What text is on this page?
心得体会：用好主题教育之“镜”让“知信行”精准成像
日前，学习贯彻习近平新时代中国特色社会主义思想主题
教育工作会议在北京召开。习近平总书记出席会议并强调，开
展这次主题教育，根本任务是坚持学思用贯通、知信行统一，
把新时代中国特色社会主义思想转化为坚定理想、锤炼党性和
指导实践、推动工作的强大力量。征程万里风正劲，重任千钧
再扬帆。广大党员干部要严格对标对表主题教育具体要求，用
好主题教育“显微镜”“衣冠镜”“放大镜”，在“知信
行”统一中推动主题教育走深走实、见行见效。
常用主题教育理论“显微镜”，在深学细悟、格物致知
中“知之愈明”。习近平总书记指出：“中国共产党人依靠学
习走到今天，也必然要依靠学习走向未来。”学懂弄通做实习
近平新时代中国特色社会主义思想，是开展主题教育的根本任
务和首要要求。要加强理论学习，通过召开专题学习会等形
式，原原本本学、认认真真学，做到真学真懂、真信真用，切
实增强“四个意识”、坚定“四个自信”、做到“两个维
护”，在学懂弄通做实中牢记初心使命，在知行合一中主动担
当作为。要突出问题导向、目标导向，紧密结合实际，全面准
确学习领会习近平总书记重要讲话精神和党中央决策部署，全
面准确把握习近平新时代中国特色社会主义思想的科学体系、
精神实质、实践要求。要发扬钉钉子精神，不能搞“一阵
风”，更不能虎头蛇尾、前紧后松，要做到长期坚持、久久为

● ● ● ● ●

> _TASK DESCRIPTION_
Recite the full listing above exactly.

> _THE REPLY_
What text is on this page?
心得体会：用好主题教育之“镜”让“知信行”精准成像
日前，学习贯彻习近平新时代中国特色社会主义思想主题
教育工作会议在北京召开。习近平总书记出席会议并强调，开
展这次主题教育，根本任务是坚持学思用贯通、知信行统一，
把新时代中国特色社会主义思想转化为坚定理想、锤炼党性和
指导实践、推动工作的强大力量。征程万里风正劲，重任千钧
再扬帆。广大党员干部要严格对标对表主题教育具体要求，用
好主题教育“显微镜”“衣冠镜”“放大镜”，在“知信
行”统一中推动主题教育走深走实、见行见效。
常用主题教育理论“显微镜”，在深学细悟、格物致知
中“知之愈明”。习近平总书记指出：“中国共产党人依靠学
习走到今天，也必然要依靠学习走向未来。”学懂弄通做实习
近平新时代中国特色社会主义思想，是开展主题教育的根本任
务和首要要求。要加强理论学习，通过召开专题学习会等形
式，原原本本学、认认真真学，做到真学真懂、真信真用，切
实增强“四个意识”、坚定“四个自信”、做到“两个维
护”，在学懂弄通做实中牢记初心使命，在知行合一中主动担
当作为。要突出问题导向、目标导向，紧密结合实际，全面准
确学习领会习近平总书记重要讲话精神和党中央决策部署，全
面准确把握习近平新时代中国特色社会主义思想的科学体系、
精神实质、实践要求。要发扬钉钉子精神，不能搞“一阵
风”，更不能虎头蛇尾、前紧后松，要做到长期坚持、久久为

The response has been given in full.